• WHAT YOU SHOULD DO: Below are records to repeat exactly. Omit the pictures from the copy.

• Dataset records:
---

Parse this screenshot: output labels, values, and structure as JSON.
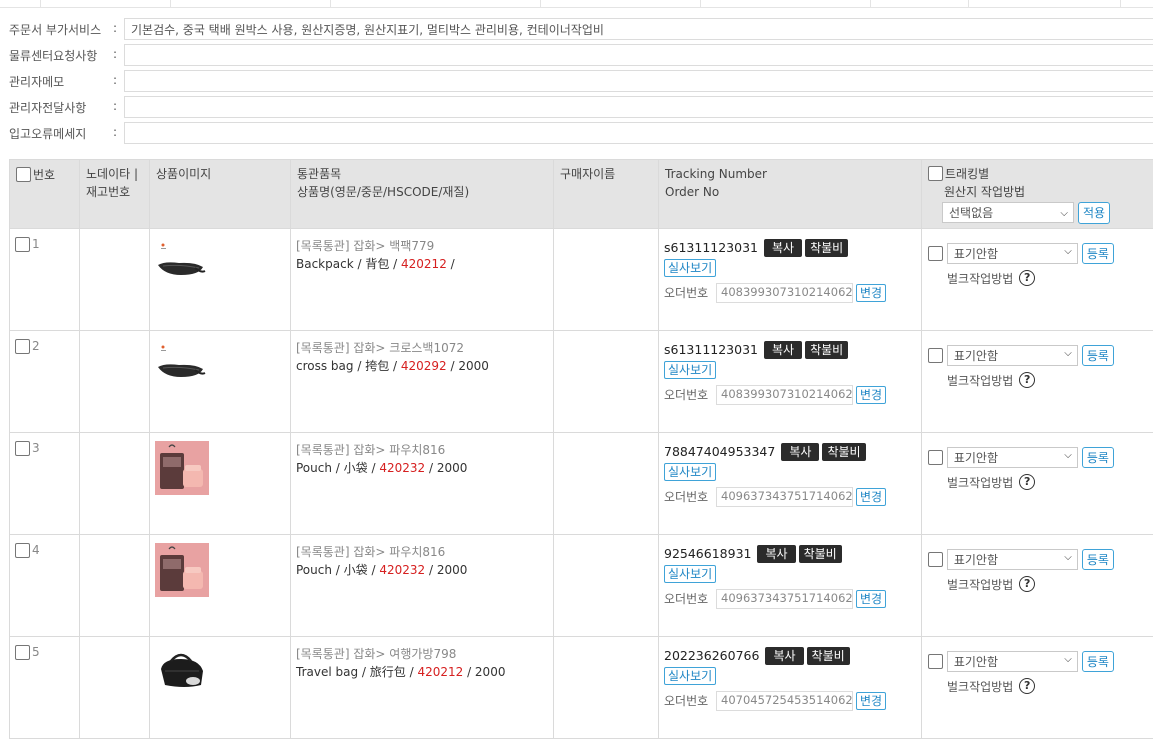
{
  "info_rows": [
    {
      "label": "주문서 부가서비스",
      "value": "기본검수, 중국 택배 원박스 사용, 원산지증명, 원산지표기, 멀티박스 관리비용, 컨테이너작업비"
    },
    {
      "label": "물류센터요청사항",
      "value": ""
    },
    {
      "label": "관리자메모",
      "value": ""
    },
    {
      "label": "관리자전달사항",
      "value": ""
    },
    {
      "label": "입고오류메세지",
      "value": ""
    }
  ],
  "colon": ":",
  "headers": {
    "number": "번호",
    "node_line1": "노데이타 |",
    "node_line2": "재고번호",
    "image": "상품이미지",
    "customs_line1": "통관품목",
    "customs_line2": "상품명(영문/중문/HSCODE/재질)",
    "buyer": "구매자이름",
    "tracking_line1": "Tracking Number",
    "tracking_line2": "Order No",
    "label_line1": "트래킹별",
    "label_line2": "원산지 작업방법",
    "label_select": "선택없음",
    "apply_button": "적용"
  },
  "row_labels": {
    "copy": "복사",
    "arrival_fee": "착불비",
    "view_real": "실사보기",
    "order_no": "오더번호",
    "change": "변경",
    "origin_select": "표기안함",
    "register": "등록",
    "bulk_method": "벌크작업방법",
    "help": "?"
  },
  "rows": [
    {
      "num": "1",
      "category": "[목록통관] 잡화> 백팩779",
      "name_en": "Backpack",
      "name_cn": "背包",
      "hscode": "420212",
      "material": "",
      "tracking": "s61311123031",
      "order_no": "408399307310214062",
      "image": "waist-bag"
    },
    {
      "num": "2",
      "category": "[목록통관] 잡화> 크로스백1072",
      "name_en": "cross bag",
      "name_cn": "挎包",
      "hscode": "420292",
      "material": "2000",
      "tracking": "s61311123031",
      "order_no": "408399307310214062",
      "image": "waist-bag"
    },
    {
      "num": "3",
      "category": "[목록통관] 잡화> 파우치816",
      "name_en": "Pouch",
      "name_cn": "小袋",
      "hscode": "420232",
      "material": "2000",
      "tracking": "78847404953347",
      "order_no": "409637343751714062",
      "image": "pink-pouch"
    },
    {
      "num": "4",
      "category": "[목록통관] 잡화> 파우치816",
      "name_en": "Pouch",
      "name_cn": "小袋",
      "hscode": "420232",
      "material": "2000",
      "tracking": "92546618931",
      "order_no": "409637343751714062",
      "image": "pink-pouch"
    },
    {
      "num": "5",
      "category": "[목록통관] 잡화> 여행가방798",
      "name_en": "Travel bag",
      "name_cn": "旅行包",
      "hscode": "420212",
      "material": "2000",
      "tracking": "202236260766",
      "order_no": "407045725453514062",
      "image": "travel-bag"
    }
  ],
  "colors": {
    "hscode": "#d62020",
    "dark_button": "#2b2b2b",
    "outline_button": "#3fa3d8",
    "header_bg": "#e4e4e4"
  }
}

---

• THE RESPONSE:
Parse this screenshot: output labels, values, and structure as JSON.
{
  "info_rows": [
    {
      "label": "주문서 부가서비스",
      "value": "기본검수, 중국 택배 원박스 사용, 원산지증명, 원산지표기, 멀티박스 관리비용, 컨테이너작업비"
    },
    {
      "label": "물류센터요청사항",
      "value": ""
    },
    {
      "label": "관리자메모",
      "value": ""
    },
    {
      "label": "관리자전달사항",
      "value": ""
    },
    {
      "label": "입고오류메세지",
      "value": ""
    }
  ],
  "colon": ":",
  "headers": {
    "number": "번호",
    "node_line1": "노데이타 |",
    "node_line2": "재고번호",
    "image": "상품이미지",
    "customs_line1": "통관품목",
    "customs_line2": "상품명(영문/중문/HSCODE/재질)",
    "buyer": "구매자이름",
    "tracking_line1": "Tracking Number",
    "tracking_line2": "Order No",
    "label_line1": "트래킹별",
    "label_line2": "원산지 작업방법",
    "label_select": "선택없음",
    "apply_button": "적용"
  },
  "row_labels": {
    "copy": "복사",
    "arrival_fee": "착불비",
    "view_real": "실사보기",
    "order_no": "오더번호",
    "change": "변경",
    "origin_select": "표기안함",
    "register": "등록",
    "bulk_method": "벌크작업방법",
    "help": "?"
  },
  "rows": [
    {
      "num": "1",
      "category": "[목록통관] 잡화> 백팩779",
      "name_en": "Backpack",
      "name_cn": "背包",
      "hscode": "420212",
      "material": "",
      "tracking": "s61311123031",
      "order_no": "408399307310214062",
      "image": "waist-bag"
    },
    {
      "num": "2",
      "category": "[목록통관] 잡화> 크로스백1072",
      "name_en": "cross bag",
      "name_cn": "挎包",
      "hscode": "420292",
      "material": "2000",
      "tracking": "s61311123031",
      "order_no": "408399307310214062",
      "image": "waist-bag"
    },
    {
      "num": "3",
      "category": "[목록통관] 잡화> 파우치816",
      "name_en": "Pouch",
      "name_cn": "小袋",
      "hscode": "420232",
      "material": "2000",
      "tracking": "78847404953347",
      "order_no": "409637343751714062",
      "image": "pink-pouch"
    },
    {
      "num": "4",
      "category": "[목록통관] 잡화> 파우치816",
      "name_en": "Pouch",
      "name_cn": "小袋",
      "hscode": "420232",
      "material": "2000",
      "tracking": "92546618931",
      "order_no": "409637343751714062",
      "image": "pink-pouch"
    },
    {
      "num": "5",
      "category": "[목록통관] 잡화> 여행가방798",
      "name_en": "Travel bag",
      "name_cn": "旅行包",
      "hscode": "420212",
      "material": "2000",
      "tracking": "202236260766",
      "order_no": "407045725453514062",
      "image": "travel-bag"
    }
  ],
  "colors": {
    "hscode": "#d62020",
    "dark_button": "#2b2b2b",
    "outline_button": "#3fa3d8",
    "header_bg": "#e4e4e4"
  }
}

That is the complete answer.